• [To do]: Isolate every line in the data with the string "Frankfurt" and copy it.

(Dataset records)
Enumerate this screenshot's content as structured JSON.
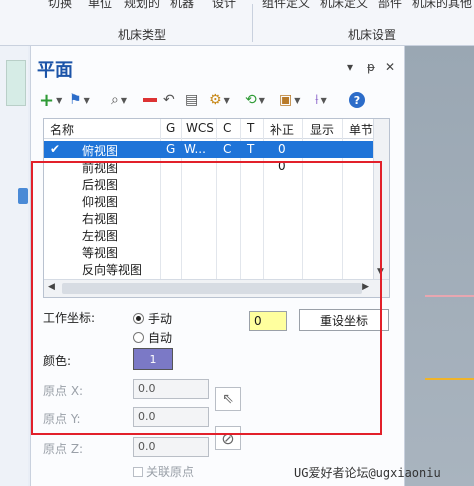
{
  "ribbon": {
    "clipped_labels": [
      "切换",
      "单位",
      "规划的",
      "机器",
      "设计",
      "组件定义",
      "机床定义",
      "部件",
      "机床的其他"
    ],
    "group_machine_type": "机床类型",
    "group_machine_settings": "机床设置"
  },
  "panel": {
    "title": "平面",
    "menu_glyph": "▾",
    "pin_glyph": "ᵽ",
    "close_glyph": "✕"
  },
  "toolbar": {
    "icons": [
      "add-icon",
      "flag-icon",
      "zoom-icon",
      "line-icon",
      "undo-icon",
      "sheet-icon",
      "gear-icon",
      "refresh-icon",
      "box-icon",
      "axis-icon",
      "help-icon"
    ]
  },
  "grid": {
    "columns": [
      "名称",
      "G",
      "WCS",
      "C",
      "T",
      "补正",
      "显示",
      "单节"
    ],
    "rows": [
      {
        "check": "✔",
        "name": "俯视图",
        "g": "G",
        "wcs": "W...",
        "c": "C",
        "t": "T",
        "offset": "0"
      },
      {
        "check": "",
        "name": "前视图",
        "g": "",
        "wcs": "",
        "c": "",
        "t": "",
        "offset": "0"
      },
      {
        "check": "",
        "name": "后视图",
        "g": "",
        "wcs": "",
        "c": "",
        "t": "",
        "offset": ""
      },
      {
        "check": "",
        "name": "仰视图",
        "g": "",
        "wcs": "",
        "c": "",
        "t": "",
        "offset": ""
      },
      {
        "check": "",
        "name": "右视图",
        "g": "",
        "wcs": "",
        "c": "",
        "t": "",
        "offset": ""
      },
      {
        "check": "",
        "name": "左视图",
        "g": "",
        "wcs": "",
        "c": "",
        "t": "",
        "offset": ""
      },
      {
        "check": "",
        "name": "等视图",
        "g": "",
        "wcs": "",
        "c": "",
        "t": "",
        "offset": ""
      },
      {
        "check": "",
        "name": "反向等视图",
        "g": "",
        "wcs": "",
        "c": "",
        "t": "",
        "offset": ""
      }
    ]
  },
  "form": {
    "work_coord_label": "工作坐标:",
    "radio_manual": "手动",
    "radio_auto": "自动",
    "work_coord_value": "0",
    "reset_button": "重设坐标",
    "color_label": "颜色:",
    "color_value": "1",
    "color_hex": "#7b79c6",
    "origin_x_label": "原点 X:",
    "origin_x_value": "0.0",
    "origin_y_label": "原点 Y:",
    "origin_y_value": "0.0",
    "origin_z_label": "原点 Z:",
    "origin_z_value": "0.0",
    "link_origin_label": "关联原点"
  },
  "watermark": "UG爱好者论坛@ugxiaoniu"
}
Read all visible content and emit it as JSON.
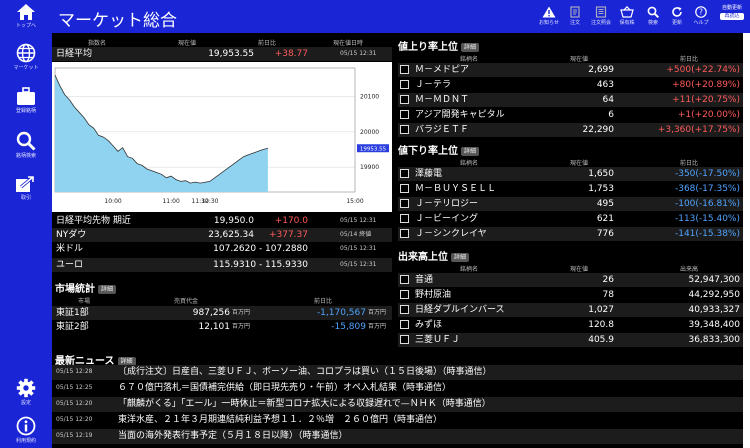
{
  "sidebar": {
    "top": "トップへ",
    "market": "マーケット",
    "register": "登録銘柄",
    "search": "銘柄検索",
    "trade": "取引",
    "settings": "設定",
    "terms": "利用規約"
  },
  "topbar": {
    "title": "マーケット総合",
    "icons": {
      "notice": "お知らせ",
      "order": "注文",
      "orders": "注文照会",
      "portfolio": "保有株",
      "search": "検索",
      "refresh": "更新",
      "help": "ヘルプ"
    },
    "auto_update": "自動更新",
    "auto_update_state": "再読込"
  },
  "index": {
    "headers": {
      "name": "指数名",
      "price": "現在値",
      "change": "前日比",
      "time": "現在値日時"
    },
    "rows": [
      {
        "name": "日経平均",
        "price": "19,953.55",
        "change": "+38.77",
        "time": "05/15 12:31"
      },
      {
        "name": "日経平均先物 期近",
        "price": "19,950.0",
        "change": "+170.0",
        "time": "05/15 12:31"
      },
      {
        "name": "NYダウ",
        "price": "23,625.34",
        "change": "+377.37",
        "time": "05/14 終値"
      },
      {
        "name": "米ドル",
        "price": "107.2620 - 107.2880",
        "change": "",
        "time": "05/15 12:31"
      },
      {
        "name": "ユーロ",
        "price": "115.9310 - 115.9330",
        "change": "",
        "time": "05/15 12:31"
      }
    ]
  },
  "chart_data": {
    "type": "area",
    "x_labels": [
      "10:00",
      "11:00",
      "11:30",
      "12:30",
      "15:00"
    ],
    "y_ticks": [
      19900,
      20000,
      20100
    ],
    "ylim": [
      19830,
      20180
    ],
    "current": "19953.55",
    "x": [
      "09:00",
      "09:05",
      "09:10",
      "09:15",
      "09:20",
      "09:25",
      "09:30",
      "09:35",
      "09:40",
      "09:45",
      "09:50",
      "09:55",
      "10:00",
      "10:05",
      "10:10",
      "10:15",
      "10:20",
      "10:25",
      "10:30",
      "10:35",
      "10:40",
      "10:45",
      "10:50",
      "10:55",
      "11:00",
      "11:05",
      "11:10",
      "11:15",
      "11:20",
      "11:25",
      "11:30",
      "12:30",
      "12:35",
      "12:40",
      "12:45",
      "12:50",
      "12:55",
      "13:00",
      "13:05",
      "13:10",
      "13:15",
      "13:20",
      "13:25",
      "13:30"
    ],
    "values": [
      20160,
      20130,
      20105,
      20090,
      20070,
      20055,
      20040,
      20020,
      20010,
      19990,
      19985,
      19975,
      19960,
      19945,
      19955,
      19930,
      19925,
      19910,
      19905,
      19895,
      19890,
      19885,
      19880,
      19870,
      19875,
      19865,
      19860,
      19862,
      19855,
      19858,
      19855,
      19860,
      19870,
      19880,
      19890,
      19900,
      19910,
      19920,
      19930,
      19935,
      19940,
      19945,
      19950,
      19953.55
    ]
  },
  "market_stats": {
    "title": "市場統計",
    "detail": "詳細",
    "headers": {
      "market": "市場",
      "amount": "売買代金",
      "change": "前日比"
    },
    "unit": "百万円",
    "rows": [
      {
        "market": "東証1部",
        "amount": "987,256",
        "change": "-1,170,567"
      },
      {
        "market": "東証2部",
        "amount": "12,101",
        "change": "-15,809"
      }
    ]
  },
  "news": {
    "title": "最新ニュース",
    "detail": "詳細",
    "items": [
      {
        "time": "05/15 12:28",
        "text": "〔成行注文〕日産自、三菱ＵＦＪ、ボーソー油、コロプラは買い（１５日後場）（時事通信）"
      },
      {
        "time": "05/15 12:25",
        "text": "６７０億円落札＝国債補完供給（即日現先売り・午前）オペ入札結果（時事通信）"
      },
      {
        "time": "05/15 12:20",
        "text": "「麒麟がくる」「エール」一時休止＝新型コロナ拡大による収録遅れで—ＮＨＫ（時事通信）"
      },
      {
        "time": "05/15 12:20",
        "text": "東洋水産、２１年３月期連結純利益予想１１．２％増　２６０億円（時事通信）"
      },
      {
        "time": "05/15 12:19",
        "text": "当面の海外発表行事予定（５月１８日以降）（時事通信）"
      }
    ]
  },
  "gainers": {
    "title": "値上り率上位",
    "detail": "詳細",
    "headers": {
      "name": "銘柄名",
      "price": "現在値",
      "change": "前日比"
    },
    "rows": [
      {
        "name": "Ｍ－メドピア",
        "price": "2,699",
        "change": "+500(+22.74%)"
      },
      {
        "name": "Ｊ－テラ",
        "price": "463",
        "change": "+80(+20.89%)"
      },
      {
        "name": "Ｍ－ＭＤＮＴ",
        "price": "64",
        "change": "+11(+20.75%)"
      },
      {
        "name": "アジア開発キャピタル",
        "price": "6",
        "change": "+1(+20.00%)"
      },
      {
        "name": "バラジＥＴＦ",
        "price": "22,290",
        "change": "+3,360(+17.75%)"
      }
    ]
  },
  "losers": {
    "title": "値下り率上位",
    "detail": "詳細",
    "headers": {
      "name": "銘柄名",
      "price": "現在値",
      "change": "前日比"
    },
    "rows": [
      {
        "name": "澤藤電",
        "price": "1,650",
        "change": "-350(-17.50%)"
      },
      {
        "name": "Ｍ－ＢＵＹＳＥＬＬ",
        "price": "1,753",
        "change": "-368(-17.35%)"
      },
      {
        "name": "Ｊ－テリロジー",
        "price": "495",
        "change": "-100(-16.81%)"
      },
      {
        "name": "Ｊ－ビーイング",
        "price": "621",
        "change": "-113(-15.40%)"
      },
      {
        "name": "Ｊ－シンクレイヤ",
        "price": "776",
        "change": "-141(-15.38%)"
      }
    ]
  },
  "volume": {
    "title": "出来高上位",
    "detail": "詳細",
    "headers": {
      "name": "銘柄名",
      "price": "現在値",
      "volume": "出来高"
    },
    "rows": [
      {
        "name": "音通",
        "price": "26",
        "volume": "52,947,300"
      },
      {
        "name": "野村原油",
        "price": "78",
        "volume": "44,292,950"
      },
      {
        "name": "日経ダブルインバース",
        "price": "1,027",
        "volume": "40,933,327"
      },
      {
        "name": "みずほ",
        "price": "120.8",
        "volume": "39,348,400"
      },
      {
        "name": "三菱ＵＦＪ",
        "price": "405.9",
        "volume": "36,833,300"
      }
    ]
  }
}
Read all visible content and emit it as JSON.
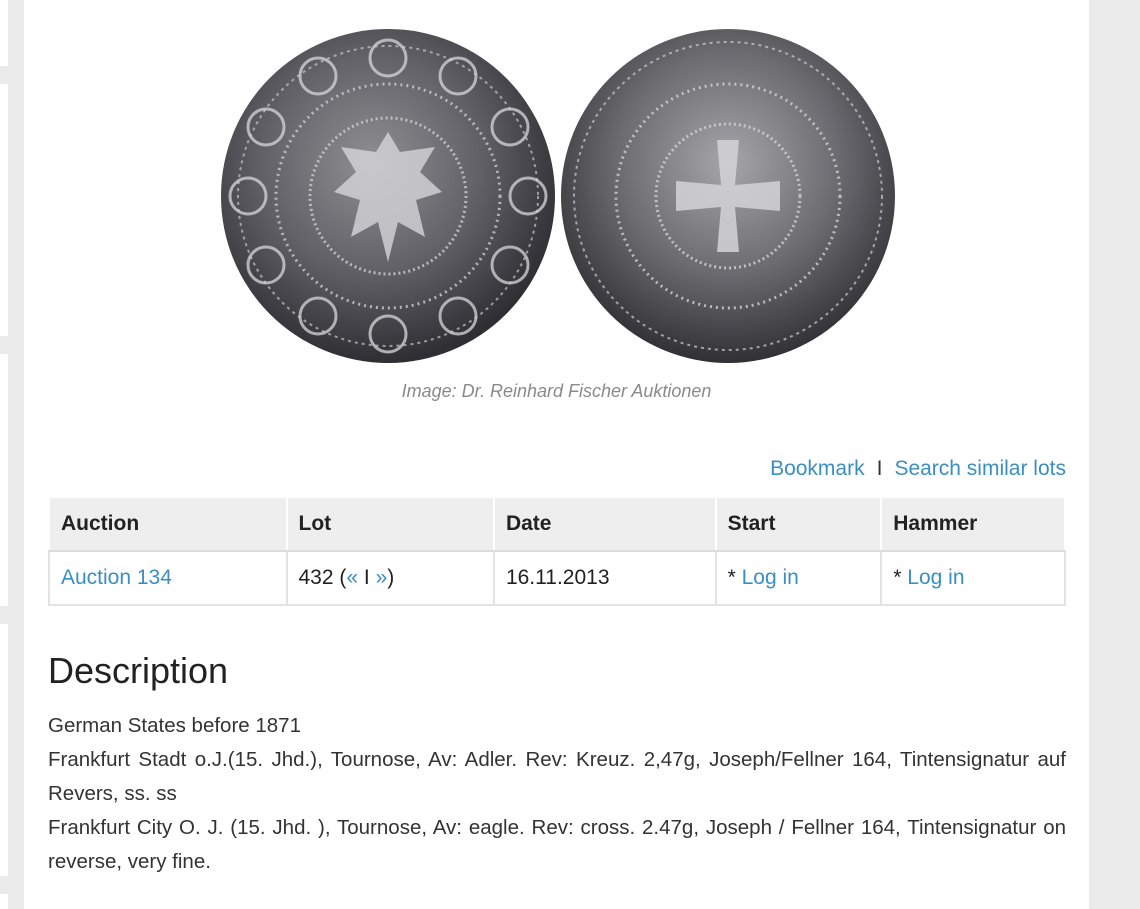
{
  "image": {
    "credit": "Image: Dr. Reinhard Fischer Auktionen",
    "obverse_icon": "coin-obverse-eagle",
    "reverse_icon": "coin-reverse-cross"
  },
  "actions": {
    "bookmark": "Bookmark",
    "separator": "I",
    "search_similar": "Search similar lots"
  },
  "table": {
    "headers": [
      "Auction",
      "Lot",
      "Date",
      "Start",
      "Hammer"
    ],
    "row": {
      "auction": "Auction 134",
      "lot_number": "432",
      "lot_open": "(",
      "prev": "«",
      "nav_sep": "I",
      "next": "»",
      "lot_close": ")",
      "date": "16.11.2013",
      "start_prefix": "*",
      "start_login": "Log in",
      "hammer_prefix": "*",
      "hammer_login": "Log in"
    }
  },
  "description": {
    "title": "Description",
    "category": "German States before 1871",
    "text_de": "Frankfurt Stadt o.J.(15. Jhd.), Tournose, Av: Adler. Rev: Kreuz. 2,47g, Joseph/Fellner 164, Tintensignatur auf Revers, ss. ss",
    "text_en": "Frankfurt City O. J. (15. Jhd. ), Tournose, Av: eagle. Rev: cross. 2.47g, Joseph / Fellner 164, Tintensignatur on reverse, very fine."
  },
  "colors": {
    "link": "#3a8fc2",
    "background": "#ebebeb",
    "header_cell": "#eeeeee"
  }
}
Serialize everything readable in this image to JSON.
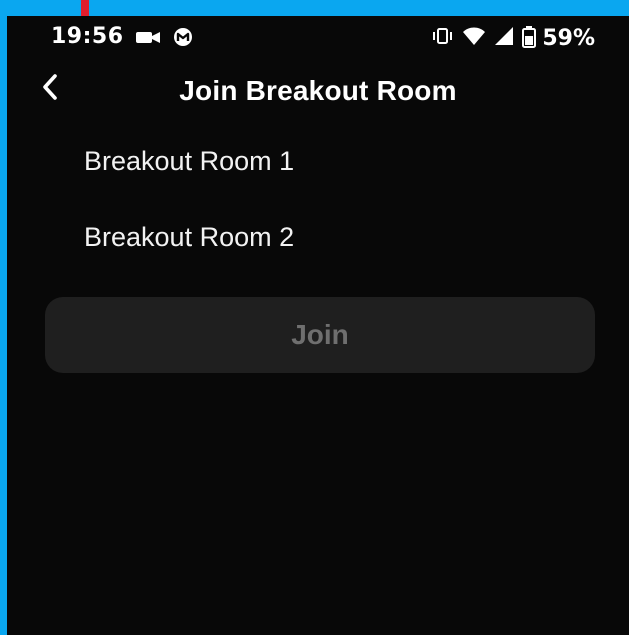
{
  "status_bar": {
    "time": "19:56",
    "battery": "59%",
    "left_icons": [
      "video-camera-icon",
      "malwarebytes-icon"
    ],
    "right_icons": [
      "vibrate-icon",
      "wifi-icon",
      "signal-icon",
      "battery-icon"
    ]
  },
  "header": {
    "title": "Join Breakout Room",
    "back_icon": "back-chevron-icon"
  },
  "rooms": [
    {
      "label": "Breakout Room 1"
    },
    {
      "label": "Breakout Room 2"
    }
  ],
  "join_button": {
    "label": "Join",
    "enabled": false
  },
  "colors": {
    "outer_border": "#0aa7f0",
    "screen_background": "#080808",
    "button_background": "#1f1f1f",
    "disabled_text": "#6f6f6f",
    "annotation_arrow": "#e21d2c"
  }
}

• [Reply]:
    "text_de": "Frankfurt Stadt o.J.(15. Jhd.), Tournose, Av: Adler. Rev: Kreuz. 2,47g, Joseph/Fellner 164, Tintensignatur auf Revers, ss. ss",
    "text_en": "Frankfurt City O. J. (15. Jhd. ), Tournose, Av: eagle. Rev: cross. 2.47g, Joseph / Fellner 164, Tintensignatur on reverse, very fine."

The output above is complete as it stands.